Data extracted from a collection
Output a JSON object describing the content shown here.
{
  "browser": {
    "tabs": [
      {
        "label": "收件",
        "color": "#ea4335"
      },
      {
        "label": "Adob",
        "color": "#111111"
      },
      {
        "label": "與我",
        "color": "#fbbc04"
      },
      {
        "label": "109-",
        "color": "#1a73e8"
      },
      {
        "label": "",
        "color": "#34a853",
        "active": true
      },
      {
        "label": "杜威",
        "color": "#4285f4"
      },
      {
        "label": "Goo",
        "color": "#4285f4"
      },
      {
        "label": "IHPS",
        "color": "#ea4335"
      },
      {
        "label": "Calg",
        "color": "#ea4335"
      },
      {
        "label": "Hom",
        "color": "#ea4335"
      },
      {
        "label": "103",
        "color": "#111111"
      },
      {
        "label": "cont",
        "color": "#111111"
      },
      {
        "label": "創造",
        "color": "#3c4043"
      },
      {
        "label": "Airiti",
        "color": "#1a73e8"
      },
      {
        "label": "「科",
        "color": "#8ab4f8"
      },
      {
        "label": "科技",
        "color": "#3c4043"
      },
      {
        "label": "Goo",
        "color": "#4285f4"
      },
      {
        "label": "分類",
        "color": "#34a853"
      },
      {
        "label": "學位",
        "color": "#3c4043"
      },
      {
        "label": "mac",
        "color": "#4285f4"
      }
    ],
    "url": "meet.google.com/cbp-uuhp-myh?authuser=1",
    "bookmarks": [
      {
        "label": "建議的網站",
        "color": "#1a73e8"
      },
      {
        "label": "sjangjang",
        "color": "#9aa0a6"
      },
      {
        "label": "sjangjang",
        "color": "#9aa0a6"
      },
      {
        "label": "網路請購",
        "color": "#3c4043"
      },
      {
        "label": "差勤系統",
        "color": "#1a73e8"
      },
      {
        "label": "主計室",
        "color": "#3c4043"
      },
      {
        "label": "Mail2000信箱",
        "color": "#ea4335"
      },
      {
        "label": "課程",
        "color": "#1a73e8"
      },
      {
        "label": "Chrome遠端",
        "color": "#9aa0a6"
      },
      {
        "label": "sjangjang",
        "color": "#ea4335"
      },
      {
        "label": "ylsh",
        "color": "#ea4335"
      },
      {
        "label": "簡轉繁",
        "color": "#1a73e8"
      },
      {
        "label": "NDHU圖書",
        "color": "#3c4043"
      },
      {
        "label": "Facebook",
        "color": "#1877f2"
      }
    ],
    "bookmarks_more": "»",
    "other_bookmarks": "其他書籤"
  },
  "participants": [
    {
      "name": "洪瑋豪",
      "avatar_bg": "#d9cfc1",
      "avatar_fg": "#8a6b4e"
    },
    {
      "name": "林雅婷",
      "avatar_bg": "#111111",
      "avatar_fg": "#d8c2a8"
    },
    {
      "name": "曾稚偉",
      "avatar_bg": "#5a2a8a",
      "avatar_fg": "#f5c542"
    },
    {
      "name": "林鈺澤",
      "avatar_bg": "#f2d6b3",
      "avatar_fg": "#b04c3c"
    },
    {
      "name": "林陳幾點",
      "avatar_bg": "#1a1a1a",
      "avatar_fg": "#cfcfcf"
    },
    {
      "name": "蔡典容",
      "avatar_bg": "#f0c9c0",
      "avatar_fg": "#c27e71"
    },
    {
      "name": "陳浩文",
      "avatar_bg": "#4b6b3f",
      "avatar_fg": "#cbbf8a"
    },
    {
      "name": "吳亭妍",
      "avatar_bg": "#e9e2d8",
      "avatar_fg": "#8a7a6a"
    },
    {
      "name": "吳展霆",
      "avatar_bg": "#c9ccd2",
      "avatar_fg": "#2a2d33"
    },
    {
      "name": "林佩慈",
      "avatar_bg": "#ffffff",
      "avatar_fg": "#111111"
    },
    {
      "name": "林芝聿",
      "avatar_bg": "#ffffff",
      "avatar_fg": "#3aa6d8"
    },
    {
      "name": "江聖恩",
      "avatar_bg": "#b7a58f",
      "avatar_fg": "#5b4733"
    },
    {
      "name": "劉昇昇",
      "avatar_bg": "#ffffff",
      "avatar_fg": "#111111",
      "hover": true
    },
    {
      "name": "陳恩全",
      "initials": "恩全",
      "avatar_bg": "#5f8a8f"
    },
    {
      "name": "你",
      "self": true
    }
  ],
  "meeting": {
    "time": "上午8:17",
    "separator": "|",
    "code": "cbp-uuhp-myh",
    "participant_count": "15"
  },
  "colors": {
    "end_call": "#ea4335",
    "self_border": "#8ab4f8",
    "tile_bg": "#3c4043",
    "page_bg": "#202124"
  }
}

#### What you are asked to do:
Would you reproduce all the entries exactly?

#### Result of this task:
Output a JSON object describing the content shown here.
{
  "browser": {
    "tabs": [
      {
        "label": "收件",
        "color": "#ea4335"
      },
      {
        "label": "Adob",
        "color": "#111111"
      },
      {
        "label": "與我",
        "color": "#fbbc04"
      },
      {
        "label": "109-",
        "color": "#1a73e8"
      },
      {
        "label": "",
        "color": "#34a853",
        "active": true
      },
      {
        "label": "杜威",
        "color": "#4285f4"
      },
      {
        "label": "Goo",
        "color": "#4285f4"
      },
      {
        "label": "IHPS",
        "color": "#ea4335"
      },
      {
        "label": "Calg",
        "color": "#ea4335"
      },
      {
        "label": "Hom",
        "color": "#ea4335"
      },
      {
        "label": "103",
        "color": "#111111"
      },
      {
        "label": "cont",
        "color": "#111111"
      },
      {
        "label": "創造",
        "color": "#3c4043"
      },
      {
        "label": "Airiti",
        "color": "#1a73e8"
      },
      {
        "label": "「科",
        "color": "#8ab4f8"
      },
      {
        "label": "科技",
        "color": "#3c4043"
      },
      {
        "label": "Goo",
        "color": "#4285f4"
      },
      {
        "label": "分類",
        "color": "#34a853"
      },
      {
        "label": "學位",
        "color": "#3c4043"
      },
      {
        "label": "mac",
        "color": "#4285f4"
      }
    ],
    "url": "meet.google.com/cbp-uuhp-myh?authuser=1",
    "bookmarks": [
      {
        "label": "建議的網站",
        "color": "#1a73e8"
      },
      {
        "label": "sjangjang",
        "color": "#9aa0a6"
      },
      {
        "label": "sjangjang",
        "color": "#9aa0a6"
      },
      {
        "label": "網路請購",
        "color": "#3c4043"
      },
      {
        "label": "差勤系統",
        "color": "#1a73e8"
      },
      {
        "label": "主計室",
        "color": "#3c4043"
      },
      {
        "label": "Mail2000信箱",
        "color": "#ea4335"
      },
      {
        "label": "課程",
        "color": "#1a73e8"
      },
      {
        "label": "Chrome遠端",
        "color": "#9aa0a6"
      },
      {
        "label": "sjangjang",
        "color": "#ea4335"
      },
      {
        "label": "ylsh",
        "color": "#ea4335"
      },
      {
        "label": "簡轉繁",
        "color": "#1a73e8"
      },
      {
        "label": "NDHU圖書",
        "color": "#3c4043"
      },
      {
        "label": "Facebook",
        "color": "#1877f2"
      }
    ],
    "bookmarks_more": "»",
    "other_bookmarks": "其他書籤"
  },
  "participants": [
    {
      "name": "洪瑋豪",
      "avatar_bg": "#d9cfc1",
      "avatar_fg": "#8a6b4e"
    },
    {
      "name": "林雅婷",
      "avatar_bg": "#111111",
      "avatar_fg": "#d8c2a8"
    },
    {
      "name": "曾稚偉",
      "avatar_bg": "#5a2a8a",
      "avatar_fg": "#f5c542"
    },
    {
      "name": "林鈺澤",
      "avatar_bg": "#f2d6b3",
      "avatar_fg": "#b04c3c"
    },
    {
      "name": "林陳幾點",
      "avatar_bg": "#1a1a1a",
      "avatar_fg": "#cfcfcf"
    },
    {
      "name": "蔡典容",
      "avatar_bg": "#f0c9c0",
      "avatar_fg": "#c27e71"
    },
    {
      "name": "陳浩文",
      "avatar_bg": "#4b6b3f",
      "avatar_fg": "#cbbf8a"
    },
    {
      "name": "吳亭妍",
      "avatar_bg": "#e9e2d8",
      "avatar_fg": "#8a7a6a"
    },
    {
      "name": "吳展霆",
      "avatar_bg": "#c9ccd2",
      "avatar_fg": "#2a2d33"
    },
    {
      "name": "林佩慈",
      "avatar_bg": "#ffffff",
      "avatar_fg": "#111111"
    },
    {
      "name": "林芝聿",
      "avatar_bg": "#ffffff",
      "avatar_fg": "#3aa6d8"
    },
    {
      "name": "江聖恩",
      "avatar_bg": "#b7a58f",
      "avatar_fg": "#5b4733"
    },
    {
      "name": "劉昇昇",
      "avatar_bg": "#ffffff",
      "avatar_fg": "#111111",
      "hover": true
    },
    {
      "name": "陳恩全",
      "initials": "恩全",
      "avatar_bg": "#5f8a8f"
    },
    {
      "name": "你",
      "self": true
    }
  ],
  "meeting": {
    "time": "上午8:17",
    "separator": "|",
    "code": "cbp-uuhp-myh",
    "participant_count": "15"
  },
  "colors": {
    "end_call": "#ea4335",
    "self_border": "#8ab4f8",
    "tile_bg": "#3c4043",
    "page_bg": "#202124"
  }
}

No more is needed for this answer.